TASK GOAL: Starting from the first line of the data, write out each line unchanged and stop after the line that contains "hola-logo-failed: hola <box>816".

Lists of boxed layout items:

+===+

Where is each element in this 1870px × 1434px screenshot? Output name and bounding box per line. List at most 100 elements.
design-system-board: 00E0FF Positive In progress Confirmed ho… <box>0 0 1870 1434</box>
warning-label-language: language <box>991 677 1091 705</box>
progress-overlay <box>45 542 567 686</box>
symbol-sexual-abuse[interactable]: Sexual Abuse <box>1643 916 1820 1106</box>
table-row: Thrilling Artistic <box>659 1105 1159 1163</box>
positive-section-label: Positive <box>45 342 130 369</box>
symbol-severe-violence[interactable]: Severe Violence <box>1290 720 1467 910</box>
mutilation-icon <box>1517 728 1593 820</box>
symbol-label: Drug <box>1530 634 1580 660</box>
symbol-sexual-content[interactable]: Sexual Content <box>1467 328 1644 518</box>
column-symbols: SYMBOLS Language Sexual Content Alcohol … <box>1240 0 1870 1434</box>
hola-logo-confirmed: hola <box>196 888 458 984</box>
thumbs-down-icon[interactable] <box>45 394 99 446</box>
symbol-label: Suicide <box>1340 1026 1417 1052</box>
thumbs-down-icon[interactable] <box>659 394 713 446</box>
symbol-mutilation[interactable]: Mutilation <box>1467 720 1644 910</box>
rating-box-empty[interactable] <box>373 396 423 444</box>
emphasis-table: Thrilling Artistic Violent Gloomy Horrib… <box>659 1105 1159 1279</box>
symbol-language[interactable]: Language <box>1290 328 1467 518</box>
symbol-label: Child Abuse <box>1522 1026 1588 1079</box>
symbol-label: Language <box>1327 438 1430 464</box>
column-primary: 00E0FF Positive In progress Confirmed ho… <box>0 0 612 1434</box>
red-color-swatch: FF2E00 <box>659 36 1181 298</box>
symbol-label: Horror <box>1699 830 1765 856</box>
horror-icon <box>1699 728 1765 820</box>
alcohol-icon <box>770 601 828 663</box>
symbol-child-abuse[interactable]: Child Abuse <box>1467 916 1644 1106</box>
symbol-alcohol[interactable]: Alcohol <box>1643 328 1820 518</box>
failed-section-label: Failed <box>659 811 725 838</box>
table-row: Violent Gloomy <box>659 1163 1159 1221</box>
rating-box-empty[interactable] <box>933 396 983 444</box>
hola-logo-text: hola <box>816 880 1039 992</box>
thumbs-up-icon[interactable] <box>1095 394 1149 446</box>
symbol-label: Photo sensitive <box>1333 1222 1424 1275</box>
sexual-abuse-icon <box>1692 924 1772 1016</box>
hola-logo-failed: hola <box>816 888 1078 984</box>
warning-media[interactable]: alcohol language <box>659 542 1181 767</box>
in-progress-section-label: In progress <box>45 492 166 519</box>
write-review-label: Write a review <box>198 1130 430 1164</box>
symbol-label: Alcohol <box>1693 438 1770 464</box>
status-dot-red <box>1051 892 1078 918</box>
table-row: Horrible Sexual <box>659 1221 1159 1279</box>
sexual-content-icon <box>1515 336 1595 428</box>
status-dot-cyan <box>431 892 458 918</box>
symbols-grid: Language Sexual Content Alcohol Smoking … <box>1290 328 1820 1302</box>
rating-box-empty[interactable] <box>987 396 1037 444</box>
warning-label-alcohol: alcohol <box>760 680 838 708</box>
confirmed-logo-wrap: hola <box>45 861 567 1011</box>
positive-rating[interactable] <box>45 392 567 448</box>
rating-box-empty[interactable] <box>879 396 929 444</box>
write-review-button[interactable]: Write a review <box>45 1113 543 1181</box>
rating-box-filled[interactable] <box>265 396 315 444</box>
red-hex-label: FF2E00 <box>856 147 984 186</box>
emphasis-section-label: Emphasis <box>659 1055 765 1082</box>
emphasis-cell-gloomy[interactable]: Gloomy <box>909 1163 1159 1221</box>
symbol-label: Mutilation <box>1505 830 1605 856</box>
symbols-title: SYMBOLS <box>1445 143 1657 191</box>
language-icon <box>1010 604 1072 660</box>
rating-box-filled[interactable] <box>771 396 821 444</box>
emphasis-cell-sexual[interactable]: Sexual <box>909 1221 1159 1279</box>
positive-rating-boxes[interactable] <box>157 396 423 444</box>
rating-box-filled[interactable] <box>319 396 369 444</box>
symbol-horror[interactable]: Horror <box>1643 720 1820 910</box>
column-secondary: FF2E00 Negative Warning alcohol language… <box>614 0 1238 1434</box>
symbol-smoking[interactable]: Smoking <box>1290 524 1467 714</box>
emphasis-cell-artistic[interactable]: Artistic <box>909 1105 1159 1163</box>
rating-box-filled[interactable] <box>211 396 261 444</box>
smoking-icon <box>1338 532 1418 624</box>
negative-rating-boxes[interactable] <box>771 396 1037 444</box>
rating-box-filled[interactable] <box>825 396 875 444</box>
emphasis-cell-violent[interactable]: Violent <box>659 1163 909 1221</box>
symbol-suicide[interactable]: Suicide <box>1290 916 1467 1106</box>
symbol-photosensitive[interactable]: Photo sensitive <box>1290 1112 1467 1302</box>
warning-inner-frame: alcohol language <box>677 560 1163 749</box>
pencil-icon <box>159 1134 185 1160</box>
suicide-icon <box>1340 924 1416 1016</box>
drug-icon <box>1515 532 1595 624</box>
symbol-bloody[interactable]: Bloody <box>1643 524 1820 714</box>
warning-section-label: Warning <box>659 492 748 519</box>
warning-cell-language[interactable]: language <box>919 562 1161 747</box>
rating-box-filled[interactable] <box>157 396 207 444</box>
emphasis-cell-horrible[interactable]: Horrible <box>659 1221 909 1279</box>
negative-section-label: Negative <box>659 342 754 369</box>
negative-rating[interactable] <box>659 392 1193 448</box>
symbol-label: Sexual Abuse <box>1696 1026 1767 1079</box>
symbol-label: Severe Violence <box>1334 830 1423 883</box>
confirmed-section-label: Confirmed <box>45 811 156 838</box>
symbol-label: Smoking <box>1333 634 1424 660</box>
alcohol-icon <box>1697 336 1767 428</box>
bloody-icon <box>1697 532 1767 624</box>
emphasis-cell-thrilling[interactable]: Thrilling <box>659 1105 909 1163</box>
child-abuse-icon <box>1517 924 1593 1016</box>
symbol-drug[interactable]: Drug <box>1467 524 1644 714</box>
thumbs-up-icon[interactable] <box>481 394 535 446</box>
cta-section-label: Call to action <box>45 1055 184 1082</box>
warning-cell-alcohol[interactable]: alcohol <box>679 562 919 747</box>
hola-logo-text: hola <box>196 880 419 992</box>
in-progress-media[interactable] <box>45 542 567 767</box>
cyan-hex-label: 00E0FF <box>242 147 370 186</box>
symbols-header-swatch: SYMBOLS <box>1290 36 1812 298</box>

+===+

RESPONSE:
Where is each element in this 1870px × 1434px screenshot? Output name and bounding box per line. List at most 100 elements.
design-system-board: 00E0FF Positive In progress Confirmed ho… <box>0 0 1870 1434</box>
warning-label-language: language <box>991 677 1091 705</box>
progress-overlay <box>45 542 567 686</box>
symbol-sexual-abuse[interactable]: Sexual Abuse <box>1643 916 1820 1106</box>
table-row: Thrilling Artistic <box>659 1105 1159 1163</box>
positive-section-label: Positive <box>45 342 130 369</box>
symbol-severe-violence[interactable]: Severe Violence <box>1290 720 1467 910</box>
mutilation-icon <box>1517 728 1593 820</box>
symbol-label: Drug <box>1530 634 1580 660</box>
symbol-sexual-content[interactable]: Sexual Content <box>1467 328 1644 518</box>
column-symbols: SYMBOLS Language Sexual Content Alcohol … <box>1240 0 1870 1434</box>
hola-logo-confirmed: hola <box>196 888 458 984</box>
thumbs-down-icon[interactable] <box>45 394 99 446</box>
symbol-label: Suicide <box>1340 1026 1417 1052</box>
thumbs-down-icon[interactable] <box>659 394 713 446</box>
symbol-mutilation[interactable]: Mutilation <box>1467 720 1644 910</box>
rating-box-empty[interactable] <box>373 396 423 444</box>
emphasis-table: Thrilling Artistic Violent Gloomy Horrib… <box>659 1105 1159 1279</box>
symbol-language[interactable]: Language <box>1290 328 1467 518</box>
symbol-label: Child Abuse <box>1522 1026 1588 1079</box>
symbol-label: Language <box>1327 438 1430 464</box>
column-primary: 00E0FF Positive In progress Confirmed ho… <box>0 0 612 1434</box>
red-color-swatch: FF2E00 <box>659 36 1181 298</box>
symbol-label: Horror <box>1699 830 1765 856</box>
horror-icon <box>1699 728 1765 820</box>
alcohol-icon <box>770 601 828 663</box>
symbol-child-abuse[interactable]: Child Abuse <box>1467 916 1644 1106</box>
symbol-alcohol[interactable]: Alcohol <box>1643 328 1820 518</box>
failed-section-label: Failed <box>659 811 725 838</box>
table-row: Violent Gloomy <box>659 1163 1159 1221</box>
rating-box-empty[interactable] <box>933 396 983 444</box>
hola-logo-text: hola <box>816 880 1039 992</box>
thumbs-up-icon[interactable] <box>1095 394 1149 446</box>
symbol-label: Photo sensitive <box>1333 1222 1424 1275</box>
sexual-abuse-icon <box>1692 924 1772 1016</box>
hola-logo-failed: hola <box>816 888 1078 984</box>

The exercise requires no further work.